All lines in which the word "title" occurs are to be extracted.

__RECORDS__
::::

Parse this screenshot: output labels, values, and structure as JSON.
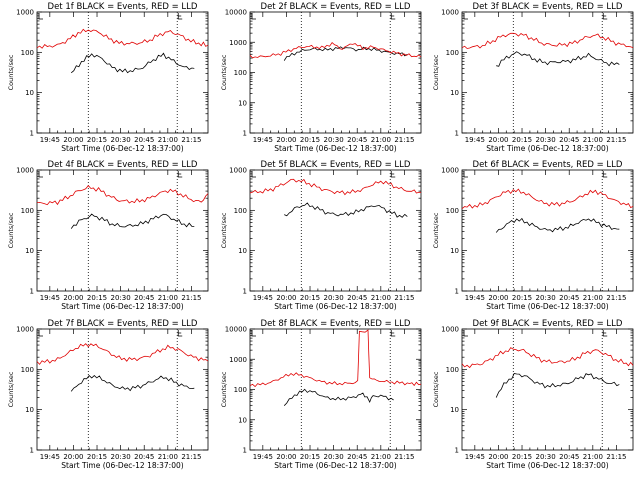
{
  "chart_data": [
    {
      "type": "line",
      "title": "Det 1f BLACK = Events, RED = LLD",
      "xlabel": "Start Time (06-Dec-12 18:37:00)",
      "ylabel": "Counts/sec",
      "yscale": "log",
      "ylim": [
        1,
        1000
      ],
      "xlim": [
        0,
        1
      ],
      "yticks": [
        "1",
        "10",
        "100",
        "1000"
      ],
      "xticks": [
        "19:45",
        "20:00",
        "20:15",
        "20:30",
        "20:45",
        "21:00",
        "21:15"
      ],
      "vlines": [
        0.3,
        0.82
      ],
      "series": [
        {
          "name": "Events",
          "color": "#000000",
          "x": [
            0.2,
            0.26,
            0.32,
            0.38,
            0.44,
            0.5,
            0.56,
            0.62,
            0.68,
            0.74,
            0.8,
            0.86,
            0.92
          ],
          "y": [
            30,
            58,
            90,
            70,
            42,
            34,
            35,
            42,
            65,
            88,
            60,
            42,
            40
          ]
        },
        {
          "name": "LLD",
          "color": "#e00000",
          "x": [
            0,
            0.06,
            0.12,
            0.18,
            0.24,
            0.3,
            0.36,
            0.42,
            0.48,
            0.54,
            0.6,
            0.66,
            0.72,
            0.78,
            0.84,
            0.9,
            0.96,
            1.0
          ],
          "y": [
            140,
            140,
            150,
            200,
            300,
            360,
            320,
            220,
            170,
            165,
            170,
            200,
            280,
            330,
            260,
            190,
            160,
            150
          ]
        }
      ]
    },
    {
      "type": "line",
      "title": "Det 2f BLACK = Events, RED = LLD",
      "xlabel": "Start Time (06-Dec-12 18:37:00)",
      "ylabel": "Counts/sec",
      "yscale": "log",
      "ylim": [
        1,
        10000
      ],
      "xlim": [
        0,
        1
      ],
      "yticks": [
        "1",
        "10",
        "100",
        "1000",
        "10000"
      ],
      "xticks": [
        "19:45",
        "20:00",
        "20:15",
        "20:30",
        "20:45",
        "21:00",
        "21:15"
      ],
      "vlines": [
        0.3,
        0.82
      ],
      "series": [
        {
          "name": "Events",
          "color": "#000000",
          "x": [
            0.2,
            0.26,
            0.32,
            0.38,
            0.44,
            0.5,
            0.56,
            0.62,
            0.68,
            0.74,
            0.8,
            0.86,
            0.92
          ],
          "y": [
            280,
            430,
            560,
            600,
            560,
            620,
            680,
            560,
            620,
            560,
            470,
            420,
            400
          ]
        },
        {
          "name": "LLD",
          "color": "#e00000",
          "x": [
            0,
            0.06,
            0.12,
            0.18,
            0.24,
            0.3,
            0.36,
            0.42,
            0.48,
            0.54,
            0.6,
            0.66,
            0.72,
            0.78,
            0.84,
            0.9,
            0.96,
            1.0
          ],
          "y": [
            330,
            330,
            360,
            420,
            560,
            700,
            720,
            650,
            900,
            600,
            950,
            640,
            700,
            560,
            460,
            390,
            350,
            330
          ]
        }
      ]
    },
    {
      "type": "line",
      "title": "Det 3f BLACK = Events, RED = LLD",
      "xlabel": "Start Time (06-Dec-12 18:37:00)",
      "ylabel": "Counts/sec",
      "yscale": "log",
      "ylim": [
        1,
        1000
      ],
      "xlim": [
        0,
        1
      ],
      "yticks": [
        "1",
        "10",
        "100",
        "1000"
      ],
      "xticks": [
        "19:45",
        "20:00",
        "20:15",
        "20:30",
        "20:45",
        "21:00",
        "21:15"
      ],
      "vlines": [
        0.3,
        0.82
      ],
      "series": [
        {
          "name": "Events",
          "color": "#000000",
          "x": [
            0.2,
            0.26,
            0.32,
            0.38,
            0.44,
            0.5,
            0.56,
            0.62,
            0.68,
            0.74,
            0.8,
            0.86,
            0.92
          ],
          "y": [
            45,
            75,
            98,
            85,
            62,
            55,
            58,
            60,
            70,
            85,
            65,
            52,
            50
          ]
        },
        {
          "name": "LLD",
          "color": "#e00000",
          "x": [
            0,
            0.06,
            0.12,
            0.18,
            0.24,
            0.3,
            0.36,
            0.42,
            0.48,
            0.54,
            0.6,
            0.66,
            0.72,
            0.78,
            0.84,
            0.9,
            0.96,
            1.0
          ],
          "y": [
            130,
            135,
            145,
            190,
            260,
            290,
            270,
            210,
            160,
            150,
            155,
            175,
            230,
            270,
            220,
            170,
            145,
            130
          ]
        }
      ]
    },
    {
      "type": "line",
      "title": "Det 4f BLACK = Events, RED = LLD",
      "xlabel": "Start Time (06-Dec-12 18:37:00)",
      "ylabel": "Counts/sec",
      "yscale": "log",
      "ylim": [
        1,
        1000
      ],
      "xlim": [
        0,
        1
      ],
      "yticks": [
        "1",
        "10",
        "100",
        "1000"
      ],
      "xticks": [
        "19:45",
        "20:00",
        "20:15",
        "20:30",
        "20:45",
        "21:00",
        "21:15"
      ],
      "vlines": [
        0.3,
        0.82
      ],
      "series": [
        {
          "name": "Events",
          "color": "#000000",
          "x": [
            0.2,
            0.26,
            0.32,
            0.38,
            0.44,
            0.5,
            0.56,
            0.62,
            0.68,
            0.74,
            0.8,
            0.86,
            0.92
          ],
          "y": [
            38,
            58,
            75,
            62,
            45,
            40,
            42,
            48,
            62,
            80,
            60,
            45,
            40
          ]
        },
        {
          "name": "LLD",
          "color": "#e00000",
          "x": [
            0,
            0.06,
            0.12,
            0.18,
            0.24,
            0.3,
            0.36,
            0.42,
            0.48,
            0.54,
            0.6,
            0.66,
            0.72,
            0.78,
            0.84,
            0.9,
            0.96,
            1.0
          ],
          "y": [
            150,
            150,
            160,
            210,
            300,
            370,
            330,
            230,
            175,
            165,
            170,
            200,
            270,
            320,
            250,
            185,
            160,
            260
          ]
        }
      ]
    },
    {
      "type": "line",
      "title": "Det 5f BLACK = Events, RED = LLD",
      "xlabel": "Start Time (06-Dec-12 18:37:00)",
      "ylabel": "Counts/sec",
      "yscale": "log",
      "ylim": [
        1,
        1000
      ],
      "xlim": [
        0,
        1
      ],
      "yticks": [
        "1",
        "10",
        "100",
        "1000"
      ],
      "xticks": [
        "19:45",
        "20:00",
        "20:15",
        "20:30",
        "20:45",
        "21:00",
        "21:15"
      ],
      "vlines": [
        0.3,
        0.82
      ],
      "series": [
        {
          "name": "Events",
          "color": "#000000",
          "x": [
            0.2,
            0.26,
            0.32,
            0.38,
            0.44,
            0.5,
            0.56,
            0.62,
            0.68,
            0.74,
            0.8,
            0.86,
            0.92
          ],
          "y": [
            70,
            110,
            140,
            120,
            90,
            78,
            80,
            90,
            115,
            135,
            100,
            75,
            70
          ]
        },
        {
          "name": "LLD",
          "color": "#e00000",
          "x": [
            0,
            0.06,
            0.12,
            0.18,
            0.24,
            0.3,
            0.36,
            0.42,
            0.48,
            0.54,
            0.6,
            0.66,
            0.72,
            0.78,
            0.84,
            0.9,
            0.96,
            1.0
          ],
          "y": [
            280,
            290,
            320,
            420,
            560,
            540,
            430,
            340,
            290,
            275,
            285,
            330,
            450,
            520,
            400,
            320,
            290,
            280
          ]
        }
      ]
    },
    {
      "type": "line",
      "title": "Det 6f BLACK = Events, RED = LLD",
      "xlabel": "Start Time (06-Dec-12 18:37:00)",
      "ylabel": "Counts/sec",
      "yscale": "log",
      "ylim": [
        1,
        1000
      ],
      "xlim": [
        0,
        1
      ],
      "yticks": [
        "1",
        "10",
        "100",
        "1000"
      ],
      "xticks": [
        "19:45",
        "20:00",
        "20:15",
        "20:30",
        "20:45",
        "21:00",
        "21:15"
      ],
      "vlines": [
        0.3,
        0.82
      ],
      "series": [
        {
          "name": "Events",
          "color": "#000000",
          "x": [
            0.2,
            0.26,
            0.32,
            0.38,
            0.44,
            0.5,
            0.56,
            0.62,
            0.68,
            0.74,
            0.8,
            0.86,
            0.92
          ],
          "y": [
            28,
            45,
            60,
            50,
            38,
            32,
            34,
            38,
            50,
            62,
            48,
            38,
            34
          ]
        },
        {
          "name": "LLD",
          "color": "#e00000",
          "x": [
            0,
            0.06,
            0.12,
            0.18,
            0.24,
            0.3,
            0.36,
            0.42,
            0.48,
            0.54,
            0.6,
            0.66,
            0.72,
            0.78,
            0.84,
            0.9,
            0.96,
            1.0
          ],
          "y": [
            120,
            125,
            140,
            190,
            270,
            310,
            280,
            200,
            150,
            140,
            150,
            180,
            250,
            300,
            230,
            170,
            140,
            125
          ]
        }
      ]
    },
    {
      "type": "line",
      "title": "Det 7f BLACK = Events, RED = LLD",
      "xlabel": "Start Time (06-Dec-12 18:37:00)",
      "ylabel": "Counts/sec",
      "yscale": "log",
      "ylim": [
        1,
        1000
      ],
      "xlim": [
        0,
        1
      ],
      "yticks": [
        "1",
        "10",
        "100",
        "1000"
      ],
      "xticks": [
        "19:45",
        "20:00",
        "20:15",
        "20:30",
        "20:45",
        "21:00",
        "21:15"
      ],
      "vlines": [
        0.3,
        0.82
      ],
      "series": [
        {
          "name": "Events",
          "color": "#000000",
          "x": [
            0.2,
            0.26,
            0.32,
            0.38,
            0.44,
            0.5,
            0.56,
            0.62,
            0.68,
            0.74,
            0.8,
            0.86,
            0.92
          ],
          "y": [
            28,
            50,
            70,
            58,
            40,
            33,
            34,
            40,
            52,
            65,
            50,
            38,
            34
          ]
        },
        {
          "name": "LLD",
          "color": "#e00000",
          "x": [
            0,
            0.06,
            0.12,
            0.18,
            0.24,
            0.3,
            0.36,
            0.42,
            0.48,
            0.54,
            0.6,
            0.66,
            0.72,
            0.78,
            0.84,
            0.9,
            0.96,
            1.0
          ],
          "y": [
            150,
            155,
            175,
            250,
            360,
            420,
            370,
            260,
            190,
            175,
            185,
            220,
            300,
            360,
            290,
            210,
            180,
            160
          ]
        }
      ]
    },
    {
      "type": "line",
      "title": "Det 8f BLACK = Events, RED = LLD",
      "xlabel": "Start Time (06-Dec-12 18:37:00)",
      "ylabel": "Counts/sec",
      "yscale": "log",
      "ylim": [
        1,
        10000
      ],
      "xlim": [
        0,
        1
      ],
      "yticks": [
        "1",
        "10",
        "100",
        "1000",
        "10000"
      ],
      "xticks": [
        "19:45",
        "20:00",
        "20:15",
        "20:30",
        "20:45",
        "21:00",
        "21:15"
      ],
      "vlines": [
        0.3,
        0.82
      ],
      "series": [
        {
          "name": "Events",
          "color": "#000000",
          "x": [
            0.2,
            0.26,
            0.32,
            0.38,
            0.44,
            0.5,
            0.56,
            0.62,
            0.66,
            0.67,
            0.7,
            0.72,
            0.78,
            0.84
          ],
          "y": [
            30,
            65,
            95,
            80,
            55,
            48,
            50,
            58,
            75,
            60,
            42,
            62,
            60,
            45
          ]
        },
        {
          "name": "LLD",
          "color": "#e00000",
          "x": [
            0,
            0.06,
            0.12,
            0.18,
            0.24,
            0.3,
            0.36,
            0.42,
            0.48,
            0.54,
            0.6,
            0.63,
            0.64,
            0.69,
            0.7,
            0.74,
            0.8,
            0.86,
            0.92,
            1.0
          ],
          "y": [
            140,
            145,
            170,
            240,
            330,
            300,
            230,
            180,
            160,
            155,
            165,
            180,
            8500,
            8500,
            250,
            200,
            180,
            170,
            160,
            150
          ]
        }
      ]
    },
    {
      "type": "line",
      "title": "Det 9f BLACK = Events, RED = LLD",
      "xlabel": "Start Time (06-Dec-12 18:37:00)",
      "ylabel": "Counts/sec",
      "yscale": "log",
      "ylim": [
        1,
        1000
      ],
      "xlim": [
        0,
        1
      ],
      "yticks": [
        "1",
        "10",
        "100",
        "1000"
      ],
      "xticks": [
        "19:45",
        "20:00",
        "20:15",
        "20:30",
        "20:45",
        "21:00",
        "21:15"
      ],
      "vlines": [
        0.3,
        0.82
      ],
      "series": [
        {
          "name": "Events",
          "color": "#000000",
          "x": [
            0.2,
            0.26,
            0.32,
            0.38,
            0.44,
            0.5,
            0.56,
            0.62,
            0.68,
            0.74,
            0.8,
            0.86,
            0.92
          ],
          "y": [
            22,
            50,
            78,
            65,
            45,
            38,
            40,
            45,
            60,
            75,
            58,
            45,
            42
          ]
        },
        {
          "name": "LLD",
          "color": "#e00000",
          "x": [
            0,
            0.06,
            0.12,
            0.18,
            0.24,
            0.3,
            0.36,
            0.42,
            0.48,
            0.54,
            0.6,
            0.66,
            0.72,
            0.78,
            0.84,
            0.9,
            0.96,
            1.0
          ],
          "y": [
            120,
            125,
            140,
            190,
            270,
            320,
            290,
            210,
            160,
            150,
            155,
            180,
            250,
            300,
            240,
            170,
            140,
            125
          ]
        }
      ]
    }
  ]
}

::::

__TASK OUTPUT__
      "title": "Det 1f BLACK = Events, RED = LLD",
      "title": "Det 2f BLACK = Events, RED = LLD",
      "title": "Det 3f BLACK = Events, RED = LLD",
      "title": "Det 4f BLACK = Events, RED = LLD",
      "title": "Det 5f BLACK = Events, RED = LLD",
      "title": "Det 6f BLACK = Events, RED = LLD",
      "title": "Det 7f BLACK = Events, RED = LLD",
      "title": "Det 8f BLACK = Events, RED = LLD",
      "title": "Det 9f BLACK = Events, RED = LLD",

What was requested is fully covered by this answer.